--- START ---

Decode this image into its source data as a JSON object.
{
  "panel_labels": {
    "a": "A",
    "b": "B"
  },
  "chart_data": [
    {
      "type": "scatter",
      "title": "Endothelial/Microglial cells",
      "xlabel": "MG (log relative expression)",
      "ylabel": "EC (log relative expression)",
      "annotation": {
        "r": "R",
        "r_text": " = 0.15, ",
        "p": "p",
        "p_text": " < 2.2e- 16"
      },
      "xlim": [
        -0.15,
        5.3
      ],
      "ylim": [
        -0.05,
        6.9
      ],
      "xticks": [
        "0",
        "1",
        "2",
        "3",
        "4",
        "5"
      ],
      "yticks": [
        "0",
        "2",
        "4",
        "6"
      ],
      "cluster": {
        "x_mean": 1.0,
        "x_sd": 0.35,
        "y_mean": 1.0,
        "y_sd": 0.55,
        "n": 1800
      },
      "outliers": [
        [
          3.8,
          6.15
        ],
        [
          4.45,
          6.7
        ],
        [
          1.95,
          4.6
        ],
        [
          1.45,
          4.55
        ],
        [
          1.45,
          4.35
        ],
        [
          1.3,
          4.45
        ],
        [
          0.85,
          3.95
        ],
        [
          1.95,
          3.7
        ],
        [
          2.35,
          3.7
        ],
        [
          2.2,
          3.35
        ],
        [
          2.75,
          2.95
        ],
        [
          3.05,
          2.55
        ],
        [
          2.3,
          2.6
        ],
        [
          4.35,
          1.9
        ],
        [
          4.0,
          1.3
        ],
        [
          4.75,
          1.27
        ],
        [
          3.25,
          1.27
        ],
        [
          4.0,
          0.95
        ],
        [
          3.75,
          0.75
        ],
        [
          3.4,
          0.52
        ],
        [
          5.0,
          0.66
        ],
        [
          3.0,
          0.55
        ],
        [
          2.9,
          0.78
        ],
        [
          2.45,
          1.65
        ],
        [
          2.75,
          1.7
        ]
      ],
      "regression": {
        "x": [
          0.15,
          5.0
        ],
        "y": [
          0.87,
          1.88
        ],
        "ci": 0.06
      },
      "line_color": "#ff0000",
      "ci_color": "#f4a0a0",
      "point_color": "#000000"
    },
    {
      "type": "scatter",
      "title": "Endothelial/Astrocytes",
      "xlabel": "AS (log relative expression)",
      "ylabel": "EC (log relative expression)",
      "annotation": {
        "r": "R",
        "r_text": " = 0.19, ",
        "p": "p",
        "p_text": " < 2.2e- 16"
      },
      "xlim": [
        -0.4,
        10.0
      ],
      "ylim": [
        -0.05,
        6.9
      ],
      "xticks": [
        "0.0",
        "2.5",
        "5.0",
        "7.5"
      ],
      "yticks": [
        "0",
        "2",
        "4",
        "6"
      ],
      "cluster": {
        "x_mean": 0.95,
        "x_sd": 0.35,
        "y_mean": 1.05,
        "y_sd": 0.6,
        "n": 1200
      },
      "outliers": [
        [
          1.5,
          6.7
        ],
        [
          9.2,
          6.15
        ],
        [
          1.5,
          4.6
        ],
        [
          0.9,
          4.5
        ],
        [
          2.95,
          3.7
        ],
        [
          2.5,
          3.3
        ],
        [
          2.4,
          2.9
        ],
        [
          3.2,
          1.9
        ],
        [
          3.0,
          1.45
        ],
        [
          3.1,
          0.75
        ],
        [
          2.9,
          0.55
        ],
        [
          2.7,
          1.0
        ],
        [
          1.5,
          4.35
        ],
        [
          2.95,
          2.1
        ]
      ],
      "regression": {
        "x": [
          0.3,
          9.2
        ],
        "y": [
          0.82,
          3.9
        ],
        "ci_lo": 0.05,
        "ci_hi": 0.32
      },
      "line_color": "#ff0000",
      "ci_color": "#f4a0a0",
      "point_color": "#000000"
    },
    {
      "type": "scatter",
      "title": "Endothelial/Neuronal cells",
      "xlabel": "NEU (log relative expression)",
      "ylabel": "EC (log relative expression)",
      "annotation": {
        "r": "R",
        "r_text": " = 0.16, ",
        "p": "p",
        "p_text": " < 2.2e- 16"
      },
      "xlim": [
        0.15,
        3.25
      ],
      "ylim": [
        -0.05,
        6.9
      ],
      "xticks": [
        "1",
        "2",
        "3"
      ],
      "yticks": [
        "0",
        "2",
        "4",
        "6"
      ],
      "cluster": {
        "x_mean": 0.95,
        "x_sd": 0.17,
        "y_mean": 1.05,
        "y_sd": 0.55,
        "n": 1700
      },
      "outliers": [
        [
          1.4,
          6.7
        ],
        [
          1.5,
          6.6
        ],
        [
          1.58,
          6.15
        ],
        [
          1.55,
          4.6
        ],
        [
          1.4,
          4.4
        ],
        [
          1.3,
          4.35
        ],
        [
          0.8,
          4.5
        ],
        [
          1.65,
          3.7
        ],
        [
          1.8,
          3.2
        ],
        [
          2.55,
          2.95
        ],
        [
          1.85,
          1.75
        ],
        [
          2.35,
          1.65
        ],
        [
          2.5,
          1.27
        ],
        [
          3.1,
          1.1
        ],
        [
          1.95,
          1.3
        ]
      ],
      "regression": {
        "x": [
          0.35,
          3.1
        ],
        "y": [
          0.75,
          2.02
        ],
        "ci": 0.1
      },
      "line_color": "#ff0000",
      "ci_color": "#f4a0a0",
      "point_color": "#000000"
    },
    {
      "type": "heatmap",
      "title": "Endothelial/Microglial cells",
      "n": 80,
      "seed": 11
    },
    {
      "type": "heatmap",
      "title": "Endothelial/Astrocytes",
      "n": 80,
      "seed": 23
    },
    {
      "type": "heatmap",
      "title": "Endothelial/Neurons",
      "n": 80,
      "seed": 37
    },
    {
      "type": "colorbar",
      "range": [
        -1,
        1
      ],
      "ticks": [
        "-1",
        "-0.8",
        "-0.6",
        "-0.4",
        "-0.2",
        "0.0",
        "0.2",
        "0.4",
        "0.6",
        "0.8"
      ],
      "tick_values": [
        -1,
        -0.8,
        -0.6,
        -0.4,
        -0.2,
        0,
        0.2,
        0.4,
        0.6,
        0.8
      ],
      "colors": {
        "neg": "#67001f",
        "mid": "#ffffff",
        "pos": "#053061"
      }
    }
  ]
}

--- END ---

§ PROBLEM REQUIREMENTS: Please state how many lines in the records contain the word "xlabel", and give only that number.

§ RESULT OF THIS TASK: 3